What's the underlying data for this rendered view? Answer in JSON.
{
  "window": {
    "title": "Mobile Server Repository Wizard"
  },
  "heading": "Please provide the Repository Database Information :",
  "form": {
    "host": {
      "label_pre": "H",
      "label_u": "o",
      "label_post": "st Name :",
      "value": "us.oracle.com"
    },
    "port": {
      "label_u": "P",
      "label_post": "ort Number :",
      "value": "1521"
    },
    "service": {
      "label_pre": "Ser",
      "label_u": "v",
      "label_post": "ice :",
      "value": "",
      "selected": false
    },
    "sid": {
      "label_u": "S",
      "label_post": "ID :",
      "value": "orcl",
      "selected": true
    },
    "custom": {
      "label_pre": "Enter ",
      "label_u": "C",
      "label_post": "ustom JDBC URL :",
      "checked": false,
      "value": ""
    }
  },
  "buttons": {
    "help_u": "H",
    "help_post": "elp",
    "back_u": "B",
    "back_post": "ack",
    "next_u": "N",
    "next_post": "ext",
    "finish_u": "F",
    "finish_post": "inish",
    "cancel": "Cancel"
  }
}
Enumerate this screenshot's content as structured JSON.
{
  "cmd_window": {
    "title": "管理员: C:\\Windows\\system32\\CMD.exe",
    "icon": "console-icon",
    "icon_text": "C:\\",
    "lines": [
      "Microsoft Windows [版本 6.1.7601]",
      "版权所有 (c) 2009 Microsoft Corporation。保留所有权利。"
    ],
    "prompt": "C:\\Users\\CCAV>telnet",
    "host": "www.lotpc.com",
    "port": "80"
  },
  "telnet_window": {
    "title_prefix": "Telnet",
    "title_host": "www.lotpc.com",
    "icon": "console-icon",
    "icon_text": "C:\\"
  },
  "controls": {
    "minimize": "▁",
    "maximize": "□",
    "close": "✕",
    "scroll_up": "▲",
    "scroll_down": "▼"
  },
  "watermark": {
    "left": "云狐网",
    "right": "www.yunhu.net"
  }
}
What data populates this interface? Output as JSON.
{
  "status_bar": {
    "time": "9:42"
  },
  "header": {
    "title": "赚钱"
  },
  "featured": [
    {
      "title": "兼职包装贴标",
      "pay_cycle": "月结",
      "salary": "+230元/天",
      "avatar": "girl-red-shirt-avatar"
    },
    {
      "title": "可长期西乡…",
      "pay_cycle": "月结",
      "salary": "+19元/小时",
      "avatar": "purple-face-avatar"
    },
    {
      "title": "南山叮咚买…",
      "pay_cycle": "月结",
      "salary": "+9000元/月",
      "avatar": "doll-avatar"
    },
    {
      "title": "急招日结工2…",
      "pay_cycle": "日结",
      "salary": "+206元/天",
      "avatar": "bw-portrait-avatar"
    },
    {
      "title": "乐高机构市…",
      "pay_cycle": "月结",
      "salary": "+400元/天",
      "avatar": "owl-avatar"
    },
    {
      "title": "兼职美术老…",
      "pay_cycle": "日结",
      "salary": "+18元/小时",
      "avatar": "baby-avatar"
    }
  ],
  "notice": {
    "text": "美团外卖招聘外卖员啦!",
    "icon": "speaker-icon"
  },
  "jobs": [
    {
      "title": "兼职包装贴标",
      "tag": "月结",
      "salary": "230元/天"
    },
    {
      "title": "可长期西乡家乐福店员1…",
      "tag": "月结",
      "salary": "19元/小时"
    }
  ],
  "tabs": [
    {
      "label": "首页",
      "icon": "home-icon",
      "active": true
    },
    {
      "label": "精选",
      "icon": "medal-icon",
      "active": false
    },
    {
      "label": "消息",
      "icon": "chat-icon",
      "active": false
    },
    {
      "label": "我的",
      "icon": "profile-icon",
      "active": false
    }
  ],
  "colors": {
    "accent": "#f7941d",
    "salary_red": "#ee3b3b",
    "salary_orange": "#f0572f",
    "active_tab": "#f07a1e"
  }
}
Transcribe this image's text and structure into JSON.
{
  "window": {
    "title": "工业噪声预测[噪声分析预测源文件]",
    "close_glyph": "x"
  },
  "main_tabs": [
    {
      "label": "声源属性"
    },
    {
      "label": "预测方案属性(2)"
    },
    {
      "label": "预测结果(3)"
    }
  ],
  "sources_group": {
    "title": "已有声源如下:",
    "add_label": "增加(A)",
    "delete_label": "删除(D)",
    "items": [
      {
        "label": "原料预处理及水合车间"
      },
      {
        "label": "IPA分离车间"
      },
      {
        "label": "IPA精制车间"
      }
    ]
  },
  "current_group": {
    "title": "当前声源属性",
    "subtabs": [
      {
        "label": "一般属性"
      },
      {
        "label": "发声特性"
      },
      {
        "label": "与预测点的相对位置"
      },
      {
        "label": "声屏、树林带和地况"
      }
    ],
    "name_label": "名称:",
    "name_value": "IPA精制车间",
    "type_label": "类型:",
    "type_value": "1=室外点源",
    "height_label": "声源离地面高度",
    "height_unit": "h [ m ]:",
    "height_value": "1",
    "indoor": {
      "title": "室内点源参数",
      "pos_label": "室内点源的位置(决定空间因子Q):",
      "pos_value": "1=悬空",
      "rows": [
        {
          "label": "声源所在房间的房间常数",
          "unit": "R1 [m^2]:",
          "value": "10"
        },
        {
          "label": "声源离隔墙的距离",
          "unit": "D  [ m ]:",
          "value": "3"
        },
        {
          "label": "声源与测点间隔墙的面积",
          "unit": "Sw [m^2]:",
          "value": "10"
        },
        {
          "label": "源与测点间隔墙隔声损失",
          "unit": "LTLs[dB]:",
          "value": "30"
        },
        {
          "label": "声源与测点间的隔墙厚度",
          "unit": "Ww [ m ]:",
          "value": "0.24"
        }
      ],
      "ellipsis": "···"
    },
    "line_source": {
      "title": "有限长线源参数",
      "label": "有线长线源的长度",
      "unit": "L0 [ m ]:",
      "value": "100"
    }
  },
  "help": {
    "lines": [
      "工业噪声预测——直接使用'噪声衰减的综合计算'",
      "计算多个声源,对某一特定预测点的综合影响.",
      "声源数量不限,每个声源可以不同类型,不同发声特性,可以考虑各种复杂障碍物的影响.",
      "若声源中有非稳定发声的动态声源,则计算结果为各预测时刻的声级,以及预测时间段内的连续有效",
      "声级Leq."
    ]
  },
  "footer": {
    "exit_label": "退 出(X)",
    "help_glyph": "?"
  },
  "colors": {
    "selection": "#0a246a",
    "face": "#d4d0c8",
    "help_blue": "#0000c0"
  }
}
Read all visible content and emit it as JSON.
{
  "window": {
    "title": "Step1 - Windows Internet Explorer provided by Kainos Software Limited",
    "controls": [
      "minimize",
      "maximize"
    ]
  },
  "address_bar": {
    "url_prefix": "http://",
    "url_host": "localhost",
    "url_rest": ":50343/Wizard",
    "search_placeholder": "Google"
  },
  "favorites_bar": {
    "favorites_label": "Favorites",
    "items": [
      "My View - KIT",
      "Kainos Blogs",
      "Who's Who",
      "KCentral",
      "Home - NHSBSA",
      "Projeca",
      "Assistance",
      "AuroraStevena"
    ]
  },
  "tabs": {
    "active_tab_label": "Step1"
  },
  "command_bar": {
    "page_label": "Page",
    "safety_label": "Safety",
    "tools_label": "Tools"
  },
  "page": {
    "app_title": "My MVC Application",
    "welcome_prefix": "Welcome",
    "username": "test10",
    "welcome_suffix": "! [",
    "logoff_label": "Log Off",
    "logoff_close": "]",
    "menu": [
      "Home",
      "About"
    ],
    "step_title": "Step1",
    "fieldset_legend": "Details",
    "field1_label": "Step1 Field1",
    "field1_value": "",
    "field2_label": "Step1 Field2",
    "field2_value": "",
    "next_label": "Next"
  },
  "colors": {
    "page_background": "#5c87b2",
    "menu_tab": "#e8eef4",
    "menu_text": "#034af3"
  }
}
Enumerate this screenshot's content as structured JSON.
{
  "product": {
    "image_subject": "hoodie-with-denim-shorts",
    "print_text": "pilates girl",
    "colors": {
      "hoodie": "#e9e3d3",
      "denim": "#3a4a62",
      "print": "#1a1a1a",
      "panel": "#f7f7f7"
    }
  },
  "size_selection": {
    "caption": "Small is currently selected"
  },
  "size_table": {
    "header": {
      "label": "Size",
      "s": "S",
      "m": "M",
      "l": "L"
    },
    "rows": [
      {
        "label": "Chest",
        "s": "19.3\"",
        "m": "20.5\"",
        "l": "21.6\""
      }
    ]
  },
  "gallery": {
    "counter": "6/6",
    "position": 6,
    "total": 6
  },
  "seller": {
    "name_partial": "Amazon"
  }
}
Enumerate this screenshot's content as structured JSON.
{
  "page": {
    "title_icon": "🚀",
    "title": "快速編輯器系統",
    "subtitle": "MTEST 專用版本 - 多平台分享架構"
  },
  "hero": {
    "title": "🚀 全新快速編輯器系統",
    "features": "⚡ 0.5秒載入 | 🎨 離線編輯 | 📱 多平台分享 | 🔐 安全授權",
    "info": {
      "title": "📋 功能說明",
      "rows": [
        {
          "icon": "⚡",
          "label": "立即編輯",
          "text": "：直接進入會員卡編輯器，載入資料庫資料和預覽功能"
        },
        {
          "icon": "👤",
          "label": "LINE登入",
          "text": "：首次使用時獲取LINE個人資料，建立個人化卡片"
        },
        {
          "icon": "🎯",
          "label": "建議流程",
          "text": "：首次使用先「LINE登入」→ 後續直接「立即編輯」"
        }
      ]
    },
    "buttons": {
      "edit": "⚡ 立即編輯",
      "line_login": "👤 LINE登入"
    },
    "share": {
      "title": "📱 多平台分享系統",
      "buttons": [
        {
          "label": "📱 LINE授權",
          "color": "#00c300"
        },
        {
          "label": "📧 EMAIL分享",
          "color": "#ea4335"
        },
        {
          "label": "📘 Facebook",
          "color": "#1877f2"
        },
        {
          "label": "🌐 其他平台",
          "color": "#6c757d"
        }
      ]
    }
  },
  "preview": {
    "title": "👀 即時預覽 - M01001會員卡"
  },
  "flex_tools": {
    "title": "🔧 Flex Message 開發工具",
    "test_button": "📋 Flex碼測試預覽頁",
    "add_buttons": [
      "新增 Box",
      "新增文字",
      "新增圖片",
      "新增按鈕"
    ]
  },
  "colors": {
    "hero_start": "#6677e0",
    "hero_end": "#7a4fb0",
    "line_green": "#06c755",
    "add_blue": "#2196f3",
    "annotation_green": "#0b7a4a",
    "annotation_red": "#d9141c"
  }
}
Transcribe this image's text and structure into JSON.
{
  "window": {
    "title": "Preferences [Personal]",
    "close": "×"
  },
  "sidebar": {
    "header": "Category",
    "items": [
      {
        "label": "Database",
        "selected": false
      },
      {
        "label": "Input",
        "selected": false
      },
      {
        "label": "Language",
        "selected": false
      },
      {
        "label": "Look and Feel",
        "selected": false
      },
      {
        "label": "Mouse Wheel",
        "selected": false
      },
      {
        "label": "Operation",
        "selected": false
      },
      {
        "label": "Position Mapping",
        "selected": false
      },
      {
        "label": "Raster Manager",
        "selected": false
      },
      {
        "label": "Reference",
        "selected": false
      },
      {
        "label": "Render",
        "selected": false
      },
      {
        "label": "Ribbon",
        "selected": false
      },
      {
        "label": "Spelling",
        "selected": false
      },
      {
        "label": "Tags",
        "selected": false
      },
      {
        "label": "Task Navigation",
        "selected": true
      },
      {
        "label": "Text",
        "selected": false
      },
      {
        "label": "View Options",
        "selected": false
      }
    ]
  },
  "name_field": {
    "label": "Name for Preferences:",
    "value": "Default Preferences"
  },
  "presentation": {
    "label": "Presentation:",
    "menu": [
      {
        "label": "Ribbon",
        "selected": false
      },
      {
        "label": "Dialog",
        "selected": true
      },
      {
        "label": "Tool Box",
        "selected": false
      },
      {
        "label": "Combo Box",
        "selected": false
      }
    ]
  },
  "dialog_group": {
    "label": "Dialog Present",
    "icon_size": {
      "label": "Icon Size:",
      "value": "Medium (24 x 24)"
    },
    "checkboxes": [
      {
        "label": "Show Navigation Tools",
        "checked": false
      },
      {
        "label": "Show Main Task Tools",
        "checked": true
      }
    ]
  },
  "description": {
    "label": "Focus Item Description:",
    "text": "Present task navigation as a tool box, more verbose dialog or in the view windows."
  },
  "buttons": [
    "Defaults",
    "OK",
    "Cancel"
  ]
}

•••

▸ **The request**: Give the number of lines above in which the word "What" occurs, with nothing else.

▸ **Task answer**: 2